§ **THE PROBLEM**:
Skip every image and restate the data word for word.

§ **MATERIAL SHOWN**:
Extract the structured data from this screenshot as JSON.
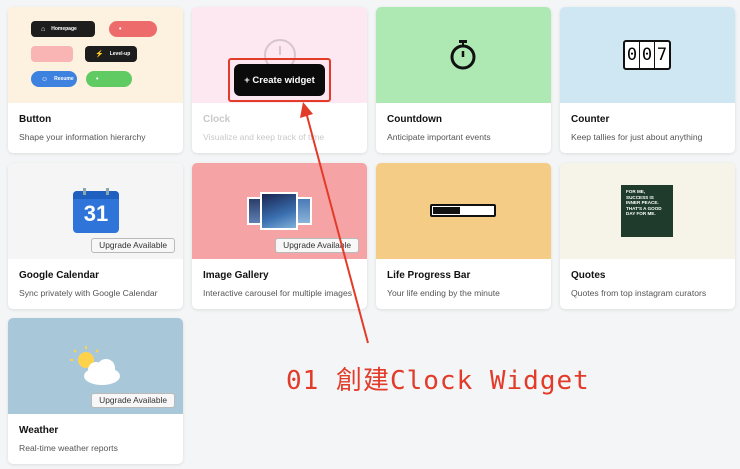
{
  "cards": [
    {
      "title": "Button",
      "desc": "Shape your information hierarchy",
      "bg": "#fdf1e0"
    },
    {
      "title": "Clock",
      "desc": "Visualize and keep track of time",
      "bg": "#fde8f2"
    },
    {
      "title": "Countdown",
      "desc": "Anticipate important events",
      "bg": "#aee9b3"
    },
    {
      "title": "Counter",
      "desc": "Keep tallies for just about anything",
      "bg": "#cfe7f3"
    },
    {
      "title": "Google Calendar",
      "desc": "Sync privately with Google Calendar",
      "bg": "#f5f5f5"
    },
    {
      "title": "Image Gallery",
      "desc": "Interactive carousel for multiple images",
      "bg": "#f6a3a6"
    },
    {
      "title": "Life Progress Bar",
      "desc": "Your life ending by the minute",
      "bg": "#f5cc86"
    },
    {
      "title": "Quotes",
      "desc": "Quotes from top instagram curators",
      "bg": "#f6f4e8"
    },
    {
      "title": "Weather",
      "desc": "Real-time weather reports",
      "bg": "#a8c7d8"
    }
  ],
  "button_preview": {
    "homepage": "Homepage",
    "levelup": "Level-up",
    "resume": "Resume"
  },
  "counter_digits": [
    "0",
    "0",
    "7"
  ],
  "calendar_day": "31",
  "quote_text": "FOR ME, SUCCESS IS INNER PEACE. THAT'S A GOOD DAY FOR ME.",
  "upgrade_label": "Upgrade Available",
  "create_widget_label": "+ Create widget",
  "annotation_text": "01 創建Clock Widget",
  "colors": {
    "annotation": "#e23b2a",
    "card_bg": "#ffffff",
    "page_bg": "#f4f5f6"
  }
}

§ **FINAL RESULT**:
Extract the structured data from this screenshot as JSON.
{
  "cards": [
    {
      "title": "Button",
      "desc": "Shape your information hierarchy",
      "bg": "#fdf1e0"
    },
    {
      "title": "Clock",
      "desc": "Visualize and keep track of time",
      "bg": "#fde8f2"
    },
    {
      "title": "Countdown",
      "desc": "Anticipate important events",
      "bg": "#aee9b3"
    },
    {
      "title": "Counter",
      "desc": "Keep tallies for just about anything",
      "bg": "#cfe7f3"
    },
    {
      "title": "Google Calendar",
      "desc": "Sync privately with Google Calendar",
      "bg": "#f5f5f5"
    },
    {
      "title": "Image Gallery",
      "desc": "Interactive carousel for multiple images",
      "bg": "#f6a3a6"
    },
    {
      "title": "Life Progress Bar",
      "desc": "Your life ending by the minute",
      "bg": "#f5cc86"
    },
    {
      "title": "Quotes",
      "desc": "Quotes from top instagram curators",
      "bg": "#f6f4e8"
    },
    {
      "title": "Weather",
      "desc": "Real-time weather reports",
      "bg": "#a8c7d8"
    }
  ],
  "button_preview": {
    "homepage": "Homepage",
    "levelup": "Level-up",
    "resume": "Resume"
  },
  "counter_digits": [
    "0",
    "0",
    "7"
  ],
  "calendar_day": "31",
  "quote_text": "FOR ME, SUCCESS IS INNER PEACE. THAT'S A GOOD DAY FOR ME.",
  "upgrade_label": "Upgrade Available",
  "create_widget_label": "+ Create widget",
  "annotation_text": "01 創建Clock Widget",
  "colors": {
    "annotation": "#e23b2a",
    "card_bg": "#ffffff",
    "page_bg": "#f4f5f6"
  }
}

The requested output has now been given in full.